* Do this
Give the entries back exactly, dropping each image.
┄┄┄┄┄┄
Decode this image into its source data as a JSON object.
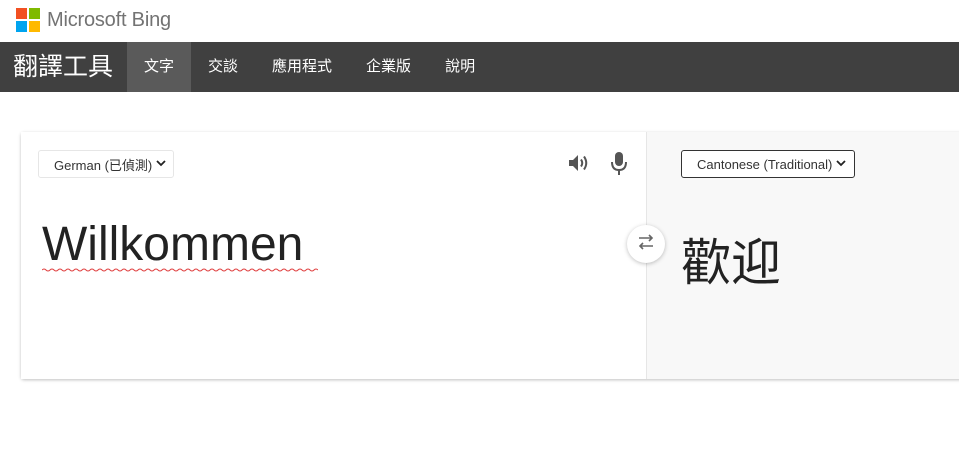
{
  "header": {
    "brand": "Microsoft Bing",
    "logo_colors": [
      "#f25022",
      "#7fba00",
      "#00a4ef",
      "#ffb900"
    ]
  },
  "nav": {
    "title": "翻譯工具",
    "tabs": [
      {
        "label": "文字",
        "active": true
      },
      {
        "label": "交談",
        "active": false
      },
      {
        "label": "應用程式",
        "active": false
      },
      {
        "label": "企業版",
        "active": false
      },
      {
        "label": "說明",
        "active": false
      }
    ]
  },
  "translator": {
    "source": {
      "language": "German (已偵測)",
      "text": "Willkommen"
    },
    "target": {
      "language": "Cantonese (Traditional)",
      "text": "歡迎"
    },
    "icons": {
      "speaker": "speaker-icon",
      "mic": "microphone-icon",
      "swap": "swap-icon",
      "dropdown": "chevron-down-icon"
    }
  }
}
┄┄┄┄┄┄
* Result of this task
Decode this image into its source data as a JSON object.
{
  "header": {
    "brand": "Microsoft Bing",
    "logo_colors": [
      "#f25022",
      "#7fba00",
      "#00a4ef",
      "#ffb900"
    ]
  },
  "nav": {
    "title": "翻譯工具",
    "tabs": [
      {
        "label": "文字",
        "active": true
      },
      {
        "label": "交談",
        "active": false
      },
      {
        "label": "應用程式",
        "active": false
      },
      {
        "label": "企業版",
        "active": false
      },
      {
        "label": "說明",
        "active": false
      }
    ]
  },
  "translator": {
    "source": {
      "language": "German (已偵測)",
      "text": "Willkommen"
    },
    "target": {
      "language": "Cantonese (Traditional)",
      "text": "歡迎"
    },
    "icons": {
      "speaker": "speaker-icon",
      "mic": "microphone-icon",
      "swap": "swap-icon",
      "dropdown": "chevron-down-icon"
    }
  }
}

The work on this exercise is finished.